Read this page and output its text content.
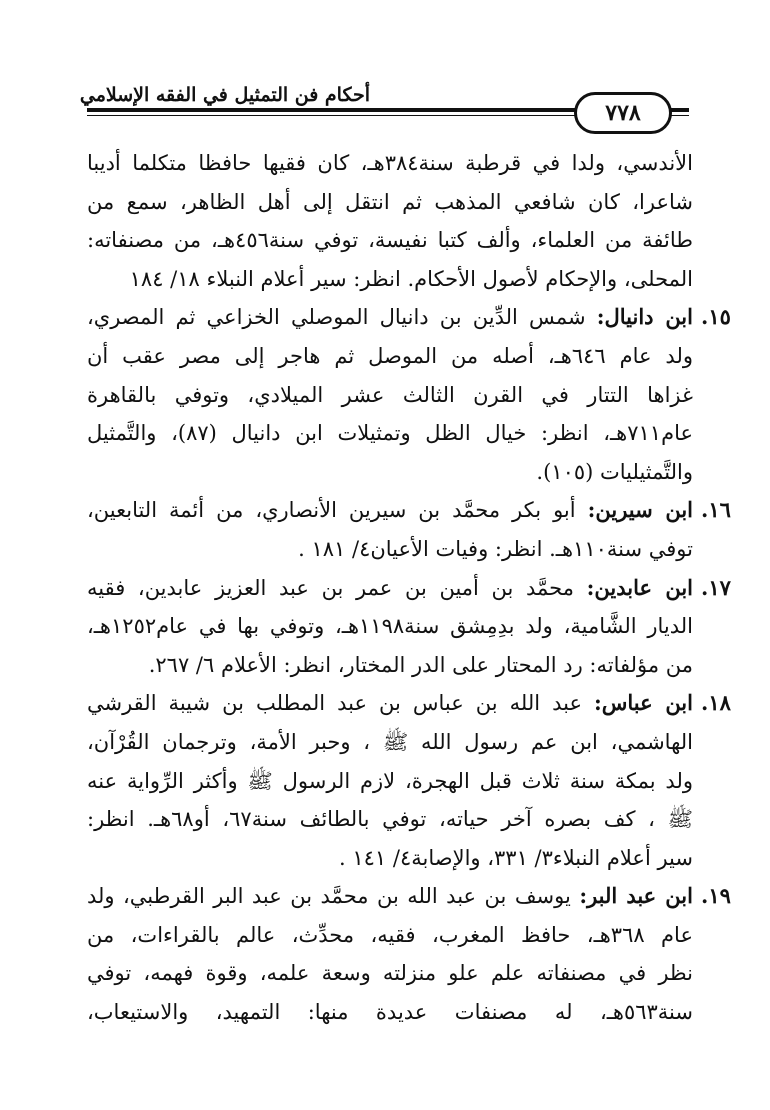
أحكام فن التمثيل في الفقه الإسلامي
٧٧٨
الأندسي، ولدا في قرطبة سنة٣٨٤هـ، كان فقيها حافظا متكلما أديبا
شاعرا، كان شافعي المذهب ثم انتقل إلى أهل الظاهر، سمع من
طائفة من العلماء، وألف كتبا نفيسة، توفي سنة٤٥٦هـ، من مصنفاته:
المحلى، والإحكام لأصول الأحكام. انظر: سير أعلام النبلاء ١٨/ ١٨٤
١٥.
ابن دانيال: شمس الدِّين بن دانيال الموصلي الخزاعي ثم المصري،
ولد عام ٦٤٦هـ، أصله من الموصل ثم هاجر إلى مصر عقب أن
غزاها التتار في القرن الثالث عشر الميلادي، وتوفي بالقاهرة
عام٧١١هـ، انظر: خيال الظل وتمثيلات ابن دانيال (٨٧)، والتَّمثيل
والتَّمثيليات (١٠٥).
١٦.
ابن سيرين: أبو بكر محمَّد بن سيرين الأنصاري، من أئمة التابعين،
توفي سنة١١٠هـ. انظر: وفيات الأعيان٤/ ١٨١ .
١٧.
ابن عابدين: محمَّد بن أمين بن عمر بن عبد العزيز عابدين، فقيه
الديار الشَّامية، ولد بدِمِشق سنة١١٩٨هـ، وتوفي بها في عام١٢٥٢هـ،
من مؤلفاته: رد المحتار على الدر المختار، انظر: الأعلام ٦/ ٢٦٧.
١٨.
ابن عباس: عبد الله بن عباس بن عبد المطلب بن شيبة القرشي
الهاشمي، ابن عم رسول الله ﷺ ، وحبر الأمة، وترجمان القُرْآن،
ولد بمكة سنة ثلاث قبل الهجرة، لازم الرسول ﷺ وأكثر الرِّواية عنه
ﷺ ، كف بصره آخر حياته، توفي بالطائف سنة٦٧، أو٦٨هـ. انظر:
سير أعلام النبلاء٣/ ٣٣١، والإصابة٤/ ١٤١ .
١٩.
ابن عبد البر: يوسف بن عبد الله بن محمَّد بن عبد البر القرطبي، ولد
عام ٣٦٨هـ، حافظ المغرب، فقيه، محدِّث، عالم بالقراءات، من
نظر في مصنفاته علم علو منزلته وسعة علمه، وقوة فهمه، توفي
سنة٥٦٣هـ، له مصنفات عديدة منها: التمهيد، والاستيعاب،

EXERCISE BRIEF> Extract the entries in full, exactly as they are, minus the pictures.

RESULT>
Read this page and output its text content.
أحكام فن التمثيل في الفقه الإسلامي
٧٧٨
الأندسي، ولدا في قرطبة سنة٣٨٤هـ، كان فقيها حافظا متكلما أديبا
شاعرا، كان شافعي المذهب ثم انتقل إلى أهل الظاهر، سمع من
طائفة من العلماء، وألف كتبا نفيسة، توفي سنة٤٥٦هـ، من مصنفاته:
المحلى، والإحكام لأصول الأحكام. انظر: سير أعلام النبلاء ١٨/ ١٨٤
١٥.
ابن دانيال: شمس الدِّين بن دانيال الموصلي الخزاعي ثم المصري،
ولد عام ٦٤٦هـ، أصله من الموصل ثم هاجر إلى مصر عقب أن
غزاها التتار في القرن الثالث عشر الميلادي، وتوفي بالقاهرة
عام٧١١هـ، انظر: خيال الظل وتمثيلات ابن دانيال (٨٧)، والتَّمثيل
والتَّمثيليات (١٠٥).
١٦.
ابن سيرين: أبو بكر محمَّد بن سيرين الأنصاري، من أئمة التابعين،
توفي سنة١١٠هـ. انظر: وفيات الأعيان٤/ ١٨١ .
١٧.
ابن عابدين: محمَّد بن أمين بن عمر بن عبد العزيز عابدين، فقيه
الديار الشَّامية، ولد بدِمِشق سنة١١٩٨هـ، وتوفي بها في عام١٢٥٢هـ،
من مؤلفاته: رد المحتار على الدر المختار، انظر: الأعلام ٦/ ٢٦٧.
١٨.
ابن عباس: عبد الله بن عباس بن عبد المطلب بن شيبة القرشي
الهاشمي، ابن عم رسول الله ﷺ ، وحبر الأمة، وترجمان القُرْآن،
ولد بمكة سنة ثلاث قبل الهجرة، لازم الرسول ﷺ وأكثر الرِّواية عنه
ﷺ ، كف بصره آخر حياته، توفي بالطائف سنة٦٧، أو٦٨هـ. انظر:
سير أعلام النبلاء٣/ ٣٣١، والإصابة٤/ ١٤١ .
١٩.
ابن عبد البر: يوسف بن عبد الله بن محمَّد بن عبد البر القرطبي، ولد
عام ٣٦٨هـ، حافظ المغرب، فقيه، محدِّث، عالم بالقراءات، من
نظر في مصنفاته علم علو منزلته وسعة علمه، وقوة فهمه، توفي
سنة٥٦٣هـ، له مصنفات عديدة منها: التمهيد، والاستيعاب،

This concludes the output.